* MATERIAL SHOWN *
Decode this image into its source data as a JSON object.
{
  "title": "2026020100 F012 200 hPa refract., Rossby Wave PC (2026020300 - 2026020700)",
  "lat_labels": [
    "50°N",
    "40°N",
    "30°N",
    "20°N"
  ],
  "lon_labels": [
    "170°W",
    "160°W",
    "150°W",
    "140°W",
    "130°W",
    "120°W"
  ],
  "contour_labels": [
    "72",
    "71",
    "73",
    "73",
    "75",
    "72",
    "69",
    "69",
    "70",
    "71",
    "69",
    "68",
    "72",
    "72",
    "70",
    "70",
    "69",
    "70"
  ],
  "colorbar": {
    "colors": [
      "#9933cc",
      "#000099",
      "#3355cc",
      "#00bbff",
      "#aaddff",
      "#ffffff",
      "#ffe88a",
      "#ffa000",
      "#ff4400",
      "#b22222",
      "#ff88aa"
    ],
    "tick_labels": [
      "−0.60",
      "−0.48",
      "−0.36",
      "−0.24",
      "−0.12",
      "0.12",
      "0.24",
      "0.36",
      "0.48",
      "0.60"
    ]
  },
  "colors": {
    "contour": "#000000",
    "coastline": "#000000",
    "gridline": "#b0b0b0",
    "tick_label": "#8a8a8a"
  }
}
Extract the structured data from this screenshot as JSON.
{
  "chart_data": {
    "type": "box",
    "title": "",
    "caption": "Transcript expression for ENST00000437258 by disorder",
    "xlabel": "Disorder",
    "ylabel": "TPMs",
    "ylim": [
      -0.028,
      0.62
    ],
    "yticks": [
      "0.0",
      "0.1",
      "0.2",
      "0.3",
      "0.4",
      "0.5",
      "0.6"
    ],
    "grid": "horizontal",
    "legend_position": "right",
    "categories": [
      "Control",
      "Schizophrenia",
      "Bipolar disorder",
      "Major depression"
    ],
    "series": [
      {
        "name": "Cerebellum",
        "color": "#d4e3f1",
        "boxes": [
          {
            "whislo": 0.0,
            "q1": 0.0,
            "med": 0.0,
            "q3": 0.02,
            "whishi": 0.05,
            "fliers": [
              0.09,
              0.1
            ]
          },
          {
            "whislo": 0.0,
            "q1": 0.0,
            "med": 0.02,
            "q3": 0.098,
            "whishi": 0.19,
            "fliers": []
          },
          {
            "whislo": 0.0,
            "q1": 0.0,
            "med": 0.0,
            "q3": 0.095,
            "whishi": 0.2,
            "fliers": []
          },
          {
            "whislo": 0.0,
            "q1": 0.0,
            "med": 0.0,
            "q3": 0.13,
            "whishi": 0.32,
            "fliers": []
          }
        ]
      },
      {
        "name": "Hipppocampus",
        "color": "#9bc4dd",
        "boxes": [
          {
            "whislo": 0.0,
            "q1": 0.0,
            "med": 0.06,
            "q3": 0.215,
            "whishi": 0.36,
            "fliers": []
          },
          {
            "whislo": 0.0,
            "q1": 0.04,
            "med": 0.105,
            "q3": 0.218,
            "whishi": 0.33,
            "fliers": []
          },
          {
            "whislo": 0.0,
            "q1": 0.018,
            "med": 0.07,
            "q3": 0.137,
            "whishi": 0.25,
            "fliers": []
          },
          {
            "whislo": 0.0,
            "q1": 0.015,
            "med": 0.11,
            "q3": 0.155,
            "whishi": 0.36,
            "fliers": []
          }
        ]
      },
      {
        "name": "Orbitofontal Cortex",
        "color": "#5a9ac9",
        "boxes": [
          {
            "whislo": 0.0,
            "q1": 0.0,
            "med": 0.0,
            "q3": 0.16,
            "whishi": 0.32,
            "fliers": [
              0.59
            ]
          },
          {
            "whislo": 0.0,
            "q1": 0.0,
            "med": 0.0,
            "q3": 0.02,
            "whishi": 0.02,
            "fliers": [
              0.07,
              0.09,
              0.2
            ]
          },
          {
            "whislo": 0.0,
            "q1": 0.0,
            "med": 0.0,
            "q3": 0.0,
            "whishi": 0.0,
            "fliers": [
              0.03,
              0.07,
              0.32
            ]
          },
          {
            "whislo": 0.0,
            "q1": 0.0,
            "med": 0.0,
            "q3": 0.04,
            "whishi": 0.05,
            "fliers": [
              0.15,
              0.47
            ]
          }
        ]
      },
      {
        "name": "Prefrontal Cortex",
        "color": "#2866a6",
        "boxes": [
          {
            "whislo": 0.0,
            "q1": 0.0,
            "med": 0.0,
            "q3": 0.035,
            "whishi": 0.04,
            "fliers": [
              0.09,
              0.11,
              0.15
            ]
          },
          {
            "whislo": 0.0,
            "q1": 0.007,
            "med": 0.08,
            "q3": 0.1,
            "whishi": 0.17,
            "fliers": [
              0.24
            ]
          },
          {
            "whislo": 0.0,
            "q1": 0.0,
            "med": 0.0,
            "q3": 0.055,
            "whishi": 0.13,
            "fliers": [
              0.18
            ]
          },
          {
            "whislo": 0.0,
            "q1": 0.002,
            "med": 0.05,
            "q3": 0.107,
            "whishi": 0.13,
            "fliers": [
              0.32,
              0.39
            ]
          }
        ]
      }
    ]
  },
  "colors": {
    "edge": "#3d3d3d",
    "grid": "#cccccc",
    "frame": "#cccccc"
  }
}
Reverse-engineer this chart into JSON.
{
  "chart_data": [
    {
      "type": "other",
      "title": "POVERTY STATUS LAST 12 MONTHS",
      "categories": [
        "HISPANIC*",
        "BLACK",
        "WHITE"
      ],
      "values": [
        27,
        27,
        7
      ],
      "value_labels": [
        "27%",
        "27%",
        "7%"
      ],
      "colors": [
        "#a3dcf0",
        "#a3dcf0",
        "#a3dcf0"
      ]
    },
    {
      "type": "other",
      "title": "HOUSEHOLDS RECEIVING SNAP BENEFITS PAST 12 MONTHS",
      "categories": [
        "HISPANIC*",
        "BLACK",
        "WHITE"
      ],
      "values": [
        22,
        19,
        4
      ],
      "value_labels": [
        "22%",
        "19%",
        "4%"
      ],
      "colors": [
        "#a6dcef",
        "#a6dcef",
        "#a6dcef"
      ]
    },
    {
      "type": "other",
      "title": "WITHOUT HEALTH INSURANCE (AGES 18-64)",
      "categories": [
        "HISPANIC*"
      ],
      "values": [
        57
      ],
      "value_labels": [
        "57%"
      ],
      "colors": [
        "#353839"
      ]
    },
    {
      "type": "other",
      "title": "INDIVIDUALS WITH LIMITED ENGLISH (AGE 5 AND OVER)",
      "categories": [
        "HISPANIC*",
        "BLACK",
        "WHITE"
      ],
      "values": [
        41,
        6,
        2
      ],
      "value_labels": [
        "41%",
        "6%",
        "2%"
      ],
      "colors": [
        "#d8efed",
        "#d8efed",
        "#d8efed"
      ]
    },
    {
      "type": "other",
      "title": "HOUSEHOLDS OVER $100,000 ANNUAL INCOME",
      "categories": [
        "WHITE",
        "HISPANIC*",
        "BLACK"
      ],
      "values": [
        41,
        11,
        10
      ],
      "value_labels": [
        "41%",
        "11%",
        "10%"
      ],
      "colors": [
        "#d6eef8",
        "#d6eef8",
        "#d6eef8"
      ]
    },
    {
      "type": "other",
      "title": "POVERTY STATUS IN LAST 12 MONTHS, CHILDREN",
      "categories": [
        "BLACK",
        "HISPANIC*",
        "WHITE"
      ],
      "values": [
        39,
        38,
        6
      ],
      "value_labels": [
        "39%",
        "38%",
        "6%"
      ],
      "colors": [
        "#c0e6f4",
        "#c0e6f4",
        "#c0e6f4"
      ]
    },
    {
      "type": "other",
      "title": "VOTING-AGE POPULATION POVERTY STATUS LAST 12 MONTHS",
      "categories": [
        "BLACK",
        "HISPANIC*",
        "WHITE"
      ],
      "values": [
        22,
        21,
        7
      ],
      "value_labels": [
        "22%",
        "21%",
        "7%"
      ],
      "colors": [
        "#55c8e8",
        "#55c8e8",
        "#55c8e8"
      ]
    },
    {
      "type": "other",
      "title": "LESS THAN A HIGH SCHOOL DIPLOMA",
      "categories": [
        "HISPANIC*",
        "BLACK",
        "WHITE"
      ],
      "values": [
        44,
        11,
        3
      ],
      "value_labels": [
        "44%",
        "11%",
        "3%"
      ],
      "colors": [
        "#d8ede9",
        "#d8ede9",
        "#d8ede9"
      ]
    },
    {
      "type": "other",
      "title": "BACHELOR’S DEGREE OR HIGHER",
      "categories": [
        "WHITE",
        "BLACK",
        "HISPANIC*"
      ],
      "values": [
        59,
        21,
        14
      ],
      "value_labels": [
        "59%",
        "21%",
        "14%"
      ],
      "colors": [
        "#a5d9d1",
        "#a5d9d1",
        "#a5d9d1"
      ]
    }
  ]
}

* TASK DETAILS *
Each line of the material that holds the string "STATUS" counts once; give the total alone.

* FULL OUTPUT *
3